- [Work instructions]:
How many lines of these entries hold the string "Tues"? Reply with the number alone.
begin Supplied records
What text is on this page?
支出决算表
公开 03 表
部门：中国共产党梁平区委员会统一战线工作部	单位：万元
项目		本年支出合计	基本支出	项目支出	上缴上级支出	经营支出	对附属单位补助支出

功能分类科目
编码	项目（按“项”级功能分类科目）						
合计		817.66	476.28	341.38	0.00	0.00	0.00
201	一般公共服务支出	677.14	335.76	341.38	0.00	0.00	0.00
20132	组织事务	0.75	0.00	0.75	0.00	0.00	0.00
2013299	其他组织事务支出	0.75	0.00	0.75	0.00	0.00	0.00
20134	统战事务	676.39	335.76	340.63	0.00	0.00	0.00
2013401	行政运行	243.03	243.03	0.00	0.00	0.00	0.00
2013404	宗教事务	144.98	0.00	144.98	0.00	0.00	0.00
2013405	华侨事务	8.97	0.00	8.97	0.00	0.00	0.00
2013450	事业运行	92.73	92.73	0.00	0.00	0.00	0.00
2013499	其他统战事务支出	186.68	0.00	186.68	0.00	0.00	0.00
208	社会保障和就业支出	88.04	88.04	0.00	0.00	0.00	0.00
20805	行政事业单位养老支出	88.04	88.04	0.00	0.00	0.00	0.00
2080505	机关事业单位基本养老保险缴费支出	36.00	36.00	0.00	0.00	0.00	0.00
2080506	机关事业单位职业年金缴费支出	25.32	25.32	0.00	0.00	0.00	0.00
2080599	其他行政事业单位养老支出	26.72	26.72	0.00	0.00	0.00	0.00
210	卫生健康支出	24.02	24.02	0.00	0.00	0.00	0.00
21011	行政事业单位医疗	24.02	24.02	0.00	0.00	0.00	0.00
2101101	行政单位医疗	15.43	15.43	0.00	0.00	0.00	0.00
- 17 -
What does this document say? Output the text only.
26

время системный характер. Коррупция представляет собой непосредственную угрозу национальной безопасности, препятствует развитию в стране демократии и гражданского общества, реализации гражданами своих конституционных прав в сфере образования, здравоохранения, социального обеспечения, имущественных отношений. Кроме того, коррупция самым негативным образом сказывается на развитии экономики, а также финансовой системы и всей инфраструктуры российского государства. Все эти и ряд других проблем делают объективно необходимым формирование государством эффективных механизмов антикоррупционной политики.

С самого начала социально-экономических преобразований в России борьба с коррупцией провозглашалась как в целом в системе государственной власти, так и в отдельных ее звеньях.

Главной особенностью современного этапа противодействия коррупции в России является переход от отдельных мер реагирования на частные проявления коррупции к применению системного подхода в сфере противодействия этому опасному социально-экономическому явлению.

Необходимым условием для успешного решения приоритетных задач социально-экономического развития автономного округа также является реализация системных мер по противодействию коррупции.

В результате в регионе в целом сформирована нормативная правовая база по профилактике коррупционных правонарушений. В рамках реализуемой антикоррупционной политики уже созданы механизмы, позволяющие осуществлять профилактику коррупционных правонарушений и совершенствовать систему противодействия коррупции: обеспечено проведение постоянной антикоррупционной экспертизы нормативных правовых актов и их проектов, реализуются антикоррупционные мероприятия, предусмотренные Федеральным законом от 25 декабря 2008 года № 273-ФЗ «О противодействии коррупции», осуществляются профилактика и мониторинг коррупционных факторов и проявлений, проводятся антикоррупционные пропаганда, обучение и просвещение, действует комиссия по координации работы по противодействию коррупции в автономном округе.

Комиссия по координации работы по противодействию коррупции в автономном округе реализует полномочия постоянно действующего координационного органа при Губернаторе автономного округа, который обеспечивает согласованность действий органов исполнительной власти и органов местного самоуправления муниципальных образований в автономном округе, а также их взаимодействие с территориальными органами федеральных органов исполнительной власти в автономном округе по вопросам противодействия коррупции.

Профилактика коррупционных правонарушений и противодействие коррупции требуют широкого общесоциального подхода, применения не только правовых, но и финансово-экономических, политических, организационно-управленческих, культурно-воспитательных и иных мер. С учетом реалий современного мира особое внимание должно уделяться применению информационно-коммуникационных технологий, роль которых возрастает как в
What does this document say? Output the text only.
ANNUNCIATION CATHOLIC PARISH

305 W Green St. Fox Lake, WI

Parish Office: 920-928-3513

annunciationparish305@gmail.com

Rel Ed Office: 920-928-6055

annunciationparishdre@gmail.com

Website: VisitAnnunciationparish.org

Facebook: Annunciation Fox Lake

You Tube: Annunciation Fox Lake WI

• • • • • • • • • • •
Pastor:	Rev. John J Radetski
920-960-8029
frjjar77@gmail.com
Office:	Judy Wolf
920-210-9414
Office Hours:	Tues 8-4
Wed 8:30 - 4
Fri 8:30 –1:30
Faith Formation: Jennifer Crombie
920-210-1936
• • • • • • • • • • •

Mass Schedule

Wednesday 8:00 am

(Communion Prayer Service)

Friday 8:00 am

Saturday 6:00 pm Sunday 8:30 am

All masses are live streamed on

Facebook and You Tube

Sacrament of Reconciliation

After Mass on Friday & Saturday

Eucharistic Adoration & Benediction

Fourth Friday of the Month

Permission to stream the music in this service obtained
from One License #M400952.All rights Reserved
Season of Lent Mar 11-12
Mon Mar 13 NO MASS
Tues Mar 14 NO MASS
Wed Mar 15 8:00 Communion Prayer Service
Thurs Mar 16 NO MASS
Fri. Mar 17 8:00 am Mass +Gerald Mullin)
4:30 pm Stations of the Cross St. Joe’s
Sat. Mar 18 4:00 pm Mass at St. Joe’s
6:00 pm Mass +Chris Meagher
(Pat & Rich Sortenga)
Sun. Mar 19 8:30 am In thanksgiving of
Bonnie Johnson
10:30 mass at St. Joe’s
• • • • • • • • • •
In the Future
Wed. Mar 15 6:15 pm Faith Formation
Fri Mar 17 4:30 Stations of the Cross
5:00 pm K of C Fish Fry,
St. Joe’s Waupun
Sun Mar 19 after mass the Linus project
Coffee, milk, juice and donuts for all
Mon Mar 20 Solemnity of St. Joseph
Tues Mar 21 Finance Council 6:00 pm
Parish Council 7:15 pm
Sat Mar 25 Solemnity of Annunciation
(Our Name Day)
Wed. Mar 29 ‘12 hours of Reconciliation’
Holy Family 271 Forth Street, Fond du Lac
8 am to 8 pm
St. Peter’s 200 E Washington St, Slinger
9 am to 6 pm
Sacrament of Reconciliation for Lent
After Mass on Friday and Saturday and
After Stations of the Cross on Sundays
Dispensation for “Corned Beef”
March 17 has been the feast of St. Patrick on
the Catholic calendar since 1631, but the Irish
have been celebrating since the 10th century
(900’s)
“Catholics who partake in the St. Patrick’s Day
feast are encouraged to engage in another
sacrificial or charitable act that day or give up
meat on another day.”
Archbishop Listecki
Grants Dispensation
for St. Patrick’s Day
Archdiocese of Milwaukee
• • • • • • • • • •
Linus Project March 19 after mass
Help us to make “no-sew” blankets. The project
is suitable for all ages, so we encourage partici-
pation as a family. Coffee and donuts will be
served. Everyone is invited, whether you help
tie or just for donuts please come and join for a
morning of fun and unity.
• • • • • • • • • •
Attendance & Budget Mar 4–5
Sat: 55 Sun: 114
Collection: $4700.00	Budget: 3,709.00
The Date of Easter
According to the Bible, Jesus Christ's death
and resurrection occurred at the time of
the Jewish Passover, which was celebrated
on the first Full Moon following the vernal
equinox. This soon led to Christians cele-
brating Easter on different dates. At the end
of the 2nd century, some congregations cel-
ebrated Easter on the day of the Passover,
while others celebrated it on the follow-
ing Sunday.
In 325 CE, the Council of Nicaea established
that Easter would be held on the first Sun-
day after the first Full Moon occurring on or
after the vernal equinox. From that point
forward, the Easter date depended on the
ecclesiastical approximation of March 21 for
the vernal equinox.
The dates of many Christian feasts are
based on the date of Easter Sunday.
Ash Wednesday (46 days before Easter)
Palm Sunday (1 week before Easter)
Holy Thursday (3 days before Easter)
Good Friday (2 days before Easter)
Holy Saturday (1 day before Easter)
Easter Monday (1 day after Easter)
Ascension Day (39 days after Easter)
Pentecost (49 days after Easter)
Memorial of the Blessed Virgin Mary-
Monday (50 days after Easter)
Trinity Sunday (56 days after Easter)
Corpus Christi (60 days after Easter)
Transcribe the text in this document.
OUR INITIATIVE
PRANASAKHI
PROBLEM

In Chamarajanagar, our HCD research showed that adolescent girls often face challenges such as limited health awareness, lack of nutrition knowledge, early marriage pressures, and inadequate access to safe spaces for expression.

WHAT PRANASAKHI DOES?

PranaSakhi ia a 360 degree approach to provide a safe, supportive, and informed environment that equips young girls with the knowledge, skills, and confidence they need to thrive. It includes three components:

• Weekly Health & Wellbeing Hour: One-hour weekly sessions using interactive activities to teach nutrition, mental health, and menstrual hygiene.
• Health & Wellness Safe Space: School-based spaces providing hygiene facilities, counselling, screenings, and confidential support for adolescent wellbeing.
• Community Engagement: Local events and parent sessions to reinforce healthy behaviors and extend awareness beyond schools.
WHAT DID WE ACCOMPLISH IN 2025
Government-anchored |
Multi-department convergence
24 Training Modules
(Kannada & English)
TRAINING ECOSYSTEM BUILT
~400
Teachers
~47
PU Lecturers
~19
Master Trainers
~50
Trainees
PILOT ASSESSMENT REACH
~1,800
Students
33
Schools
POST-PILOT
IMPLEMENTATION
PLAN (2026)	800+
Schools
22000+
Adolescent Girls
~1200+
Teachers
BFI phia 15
end Supplied records
- [Answer to the task]:
3